-- START OF ITEMS --

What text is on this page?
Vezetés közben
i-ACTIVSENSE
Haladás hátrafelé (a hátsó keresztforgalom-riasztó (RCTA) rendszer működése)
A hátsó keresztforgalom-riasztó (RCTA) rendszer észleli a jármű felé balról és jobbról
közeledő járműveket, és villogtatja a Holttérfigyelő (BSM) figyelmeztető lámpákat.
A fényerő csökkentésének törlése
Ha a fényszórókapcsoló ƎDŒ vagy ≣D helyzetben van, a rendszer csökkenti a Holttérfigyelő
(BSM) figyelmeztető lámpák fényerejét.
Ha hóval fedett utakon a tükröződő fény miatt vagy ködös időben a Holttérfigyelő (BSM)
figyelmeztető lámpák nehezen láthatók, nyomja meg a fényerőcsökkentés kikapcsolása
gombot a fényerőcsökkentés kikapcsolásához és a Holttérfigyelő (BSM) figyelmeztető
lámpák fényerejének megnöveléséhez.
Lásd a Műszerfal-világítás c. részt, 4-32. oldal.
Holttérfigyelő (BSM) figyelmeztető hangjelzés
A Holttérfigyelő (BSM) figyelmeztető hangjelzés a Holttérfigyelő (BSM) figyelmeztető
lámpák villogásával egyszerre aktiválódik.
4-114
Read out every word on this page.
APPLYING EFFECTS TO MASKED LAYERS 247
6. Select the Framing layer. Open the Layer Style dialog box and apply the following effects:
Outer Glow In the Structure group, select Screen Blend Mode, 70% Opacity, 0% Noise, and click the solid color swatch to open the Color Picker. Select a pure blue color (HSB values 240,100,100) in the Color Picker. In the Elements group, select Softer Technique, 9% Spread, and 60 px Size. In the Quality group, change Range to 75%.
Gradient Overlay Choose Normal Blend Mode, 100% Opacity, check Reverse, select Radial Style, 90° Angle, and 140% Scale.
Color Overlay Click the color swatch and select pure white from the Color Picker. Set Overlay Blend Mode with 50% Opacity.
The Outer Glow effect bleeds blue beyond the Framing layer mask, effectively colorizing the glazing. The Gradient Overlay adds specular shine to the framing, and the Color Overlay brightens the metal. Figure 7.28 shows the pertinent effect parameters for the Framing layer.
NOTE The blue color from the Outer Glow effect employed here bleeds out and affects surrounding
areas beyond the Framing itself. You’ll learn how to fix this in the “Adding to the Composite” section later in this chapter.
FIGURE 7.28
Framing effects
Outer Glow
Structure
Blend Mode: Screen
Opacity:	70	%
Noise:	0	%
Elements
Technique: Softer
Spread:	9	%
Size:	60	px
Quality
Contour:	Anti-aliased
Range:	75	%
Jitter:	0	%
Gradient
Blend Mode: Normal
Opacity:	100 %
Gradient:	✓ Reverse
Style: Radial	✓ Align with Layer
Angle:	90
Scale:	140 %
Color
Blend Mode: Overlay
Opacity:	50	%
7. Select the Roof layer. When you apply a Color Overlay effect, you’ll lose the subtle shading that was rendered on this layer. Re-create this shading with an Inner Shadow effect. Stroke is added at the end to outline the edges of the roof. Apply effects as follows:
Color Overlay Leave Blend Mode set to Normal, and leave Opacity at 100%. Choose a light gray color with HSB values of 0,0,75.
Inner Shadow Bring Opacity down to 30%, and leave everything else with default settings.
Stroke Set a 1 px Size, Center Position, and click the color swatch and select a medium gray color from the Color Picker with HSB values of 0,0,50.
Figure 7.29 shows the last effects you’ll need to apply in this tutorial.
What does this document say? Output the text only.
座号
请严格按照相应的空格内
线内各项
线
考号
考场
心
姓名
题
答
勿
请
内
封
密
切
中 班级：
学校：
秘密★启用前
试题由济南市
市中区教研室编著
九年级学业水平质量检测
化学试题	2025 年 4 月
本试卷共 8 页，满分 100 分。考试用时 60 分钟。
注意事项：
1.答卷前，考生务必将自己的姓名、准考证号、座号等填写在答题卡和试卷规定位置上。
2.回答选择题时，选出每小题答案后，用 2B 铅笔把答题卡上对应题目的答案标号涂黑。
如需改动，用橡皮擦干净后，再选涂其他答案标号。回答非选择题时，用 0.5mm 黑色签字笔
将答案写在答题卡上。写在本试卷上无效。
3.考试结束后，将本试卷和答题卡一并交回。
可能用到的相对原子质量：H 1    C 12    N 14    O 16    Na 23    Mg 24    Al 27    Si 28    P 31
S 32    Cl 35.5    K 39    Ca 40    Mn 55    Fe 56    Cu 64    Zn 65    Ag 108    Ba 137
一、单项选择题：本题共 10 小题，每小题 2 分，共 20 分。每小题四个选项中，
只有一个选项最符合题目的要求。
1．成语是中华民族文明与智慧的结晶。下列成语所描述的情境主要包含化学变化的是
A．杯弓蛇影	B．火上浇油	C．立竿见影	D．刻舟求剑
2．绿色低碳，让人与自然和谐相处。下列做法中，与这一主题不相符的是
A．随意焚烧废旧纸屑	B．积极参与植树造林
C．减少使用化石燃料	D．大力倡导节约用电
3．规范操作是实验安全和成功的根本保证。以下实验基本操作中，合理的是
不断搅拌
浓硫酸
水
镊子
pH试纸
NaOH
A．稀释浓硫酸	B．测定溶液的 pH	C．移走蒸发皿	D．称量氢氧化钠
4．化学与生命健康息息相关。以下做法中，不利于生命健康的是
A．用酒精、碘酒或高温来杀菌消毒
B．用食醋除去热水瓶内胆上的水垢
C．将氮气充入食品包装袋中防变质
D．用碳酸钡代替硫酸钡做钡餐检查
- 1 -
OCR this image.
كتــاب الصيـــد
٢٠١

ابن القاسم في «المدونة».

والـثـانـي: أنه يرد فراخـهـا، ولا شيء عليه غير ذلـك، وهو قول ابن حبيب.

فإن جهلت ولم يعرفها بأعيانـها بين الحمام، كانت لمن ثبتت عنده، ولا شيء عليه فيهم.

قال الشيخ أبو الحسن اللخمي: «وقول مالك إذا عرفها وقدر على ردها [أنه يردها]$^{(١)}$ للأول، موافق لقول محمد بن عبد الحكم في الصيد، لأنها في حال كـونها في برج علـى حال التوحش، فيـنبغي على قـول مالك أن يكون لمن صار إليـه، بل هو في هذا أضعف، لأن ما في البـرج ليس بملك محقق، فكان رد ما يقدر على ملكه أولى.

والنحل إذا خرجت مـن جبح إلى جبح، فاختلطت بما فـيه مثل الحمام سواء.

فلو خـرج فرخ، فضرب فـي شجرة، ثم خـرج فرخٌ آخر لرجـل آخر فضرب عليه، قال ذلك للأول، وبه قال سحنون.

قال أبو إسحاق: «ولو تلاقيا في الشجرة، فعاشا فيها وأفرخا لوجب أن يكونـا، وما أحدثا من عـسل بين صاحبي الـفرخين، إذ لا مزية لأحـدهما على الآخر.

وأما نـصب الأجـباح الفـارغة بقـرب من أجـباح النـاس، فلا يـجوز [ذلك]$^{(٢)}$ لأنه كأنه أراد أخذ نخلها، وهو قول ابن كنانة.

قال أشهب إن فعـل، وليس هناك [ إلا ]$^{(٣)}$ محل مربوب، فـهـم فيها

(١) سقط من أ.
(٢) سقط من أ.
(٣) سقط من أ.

-- END OF ITEMS --

#### WHAT TO WORK ON
Where a line in the material above holds "Framing", copy that line.

#### RESULT OF THIS TASK
6. Select the Framing layer. Open the Layer Style dialog box and apply the following effects:
The Outer Glow effect bleeds blue beyond the Framing layer mask, effectively colorizing the glazing. The Gradient Overlay adds specular shine to the framing, and the Color Overlay brightens the metal. Figure 7.28 shows the pertinent effect parameters for the Framing layer.
areas beyond the Framing itself. You’ll learn how to fix this in the “Adding to the Composite” section later in this chapter.
Framing effects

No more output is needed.